**DIRECTIVE:**
Every record must be written out once more, with nothing added or omitted.

**STORED RECORDS:**
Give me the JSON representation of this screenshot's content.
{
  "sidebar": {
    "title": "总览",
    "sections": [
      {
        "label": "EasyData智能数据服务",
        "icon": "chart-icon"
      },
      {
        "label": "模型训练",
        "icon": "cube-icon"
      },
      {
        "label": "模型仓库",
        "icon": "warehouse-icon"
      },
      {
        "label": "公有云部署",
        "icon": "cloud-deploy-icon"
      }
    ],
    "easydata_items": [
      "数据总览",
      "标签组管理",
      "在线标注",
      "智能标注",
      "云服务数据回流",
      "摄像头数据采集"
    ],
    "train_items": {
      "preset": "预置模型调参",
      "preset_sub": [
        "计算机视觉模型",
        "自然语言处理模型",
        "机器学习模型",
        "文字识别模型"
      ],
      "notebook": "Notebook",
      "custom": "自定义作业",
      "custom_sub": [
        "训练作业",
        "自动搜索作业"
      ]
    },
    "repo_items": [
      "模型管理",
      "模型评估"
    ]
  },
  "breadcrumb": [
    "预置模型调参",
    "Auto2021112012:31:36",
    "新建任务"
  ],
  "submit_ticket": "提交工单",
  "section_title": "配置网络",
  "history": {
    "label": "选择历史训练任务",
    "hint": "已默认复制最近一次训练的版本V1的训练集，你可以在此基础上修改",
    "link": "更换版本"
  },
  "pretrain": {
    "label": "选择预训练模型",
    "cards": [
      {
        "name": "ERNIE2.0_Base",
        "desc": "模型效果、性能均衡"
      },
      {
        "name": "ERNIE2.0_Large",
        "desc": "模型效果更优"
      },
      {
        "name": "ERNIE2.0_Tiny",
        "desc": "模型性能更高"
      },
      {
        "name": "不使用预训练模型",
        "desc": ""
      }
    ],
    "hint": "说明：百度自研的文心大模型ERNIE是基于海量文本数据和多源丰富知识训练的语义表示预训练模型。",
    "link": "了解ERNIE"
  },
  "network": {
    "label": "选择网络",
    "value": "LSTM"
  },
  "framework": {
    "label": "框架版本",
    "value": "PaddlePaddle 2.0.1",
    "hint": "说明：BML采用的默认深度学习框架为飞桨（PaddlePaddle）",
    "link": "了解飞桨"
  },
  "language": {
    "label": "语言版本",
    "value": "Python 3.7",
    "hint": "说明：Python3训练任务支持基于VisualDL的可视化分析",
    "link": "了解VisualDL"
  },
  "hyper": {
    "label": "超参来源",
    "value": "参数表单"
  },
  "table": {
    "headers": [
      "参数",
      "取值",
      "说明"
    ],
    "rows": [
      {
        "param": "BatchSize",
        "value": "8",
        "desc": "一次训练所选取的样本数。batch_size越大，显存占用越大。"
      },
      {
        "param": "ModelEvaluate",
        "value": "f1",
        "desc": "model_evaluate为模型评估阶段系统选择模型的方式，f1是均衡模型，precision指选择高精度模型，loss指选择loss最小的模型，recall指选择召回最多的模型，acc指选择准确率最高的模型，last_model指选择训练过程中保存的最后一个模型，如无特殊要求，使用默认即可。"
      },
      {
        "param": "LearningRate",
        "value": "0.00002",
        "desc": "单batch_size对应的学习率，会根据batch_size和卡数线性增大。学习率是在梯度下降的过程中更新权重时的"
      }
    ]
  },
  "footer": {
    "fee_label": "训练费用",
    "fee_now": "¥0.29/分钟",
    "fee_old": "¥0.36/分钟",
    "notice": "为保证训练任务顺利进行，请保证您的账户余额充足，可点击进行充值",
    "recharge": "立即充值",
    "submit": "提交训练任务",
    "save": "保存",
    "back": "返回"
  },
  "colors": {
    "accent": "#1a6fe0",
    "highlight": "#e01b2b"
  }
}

**TASK SOLUTION:**
Give me the JSON representation of this screenshot's content.
{
  "sidebar": {
    "title": "总览",
    "sections": [
      {
        "label": "EasyData智能数据服务",
        "icon": "chart-icon"
      },
      {
        "label": "模型训练",
        "icon": "cube-icon"
      },
      {
        "label": "模型仓库",
        "icon": "warehouse-icon"
      },
      {
        "label": "公有云部署",
        "icon": "cloud-deploy-icon"
      }
    ],
    "easydata_items": [
      "数据总览",
      "标签组管理",
      "在线标注",
      "智能标注",
      "云服务数据回流",
      "摄像头数据采集"
    ],
    "train_items": {
      "preset": "预置模型调参",
      "preset_sub": [
        "计算机视觉模型",
        "自然语言处理模型",
        "机器学习模型",
        "文字识别模型"
      ],
      "notebook": "Notebook",
      "custom": "自定义作业",
      "custom_sub": [
        "训练作业",
        "自动搜索作业"
      ]
    },
    "repo_items": [
      "模型管理",
      "模型评估"
    ]
  },
  "breadcrumb": [
    "预置模型调参",
    "Auto2021112012:31:36",
    "新建任务"
  ],
  "submit_ticket": "提交工单",
  "section_title": "配置网络",
  "history": {
    "label": "选择历史训练任务",
    "hint": "已默认复制最近一次训练的版本V1的训练集，你可以在此基础上修改",
    "link": "更换版本"
  },
  "pretrain": {
    "label": "选择预训练模型",
    "cards": [
      {
        "name": "ERNIE2.0_Base",
        "desc": "模型效果、性能均衡"
      },
      {
        "name": "ERNIE2.0_Large",
        "desc": "模型效果更优"
      },
      {
        "name": "ERNIE2.0_Tiny",
        "desc": "模型性能更高"
      },
      {
        "name": "不使用预训练模型",
        "desc": ""
      }
    ],
    "hint": "说明：百度自研的文心大模型ERNIE是基于海量文本数据和多源丰富知识训练的语义表示预训练模型。",
    "link": "了解ERNIE"
  },
  "network": {
    "label": "选择网络",
    "value": "LSTM"
  },
  "framework": {
    "label": "框架版本",
    "value": "PaddlePaddle 2.0.1",
    "hint": "说明：BML采用的默认深度学习框架为飞桨（PaddlePaddle）",
    "link": "了解飞桨"
  },
  "language": {
    "label": "语言版本",
    "value": "Python 3.7",
    "hint": "说明：Python3训练任务支持基于VisualDL的可视化分析",
    "link": "了解VisualDL"
  },
  "hyper": {
    "label": "超参来源",
    "value": "参数表单"
  },
  "table": {
    "headers": [
      "参数",
      "取值",
      "说明"
    ],
    "rows": [
      {
        "param": "BatchSize",
        "value": "8",
        "desc": "一次训练所选取的样本数。batch_size越大，显存占用越大。"
      },
      {
        "param": "ModelEvaluate",
        "value": "f1",
        "desc": "model_evaluate为模型评估阶段系统选择模型的方式，f1是均衡模型，precision指选择高精度模型，loss指选择loss最小的模型，recall指选择召回最多的模型，acc指选择准确率最高的模型，last_model指选择训练过程中保存的最后一个模型，如无特殊要求，使用默认即可。"
      },
      {
        "param": "LearningRate",
        "value": "0.00002",
        "desc": "单batch_size对应的学习率，会根据batch_size和卡数线性增大。学习率是在梯度下降的过程中更新权重时的"
      }
    ]
  },
  "footer": {
    "fee_label": "训练费用",
    "fee_now": "¥0.29/分钟",
    "fee_old": "¥0.36/分钟",
    "notice": "为保证训练任务顺利进行，请保证您的账户余额充足，可点击进行充值",
    "recharge": "立即充值",
    "submit": "提交训练任务",
    "save": "保存",
    "back": "返回"
  },
  "colors": {
    "accent": "#1a6fe0",
    "highlight": "#e01b2b"
  }
}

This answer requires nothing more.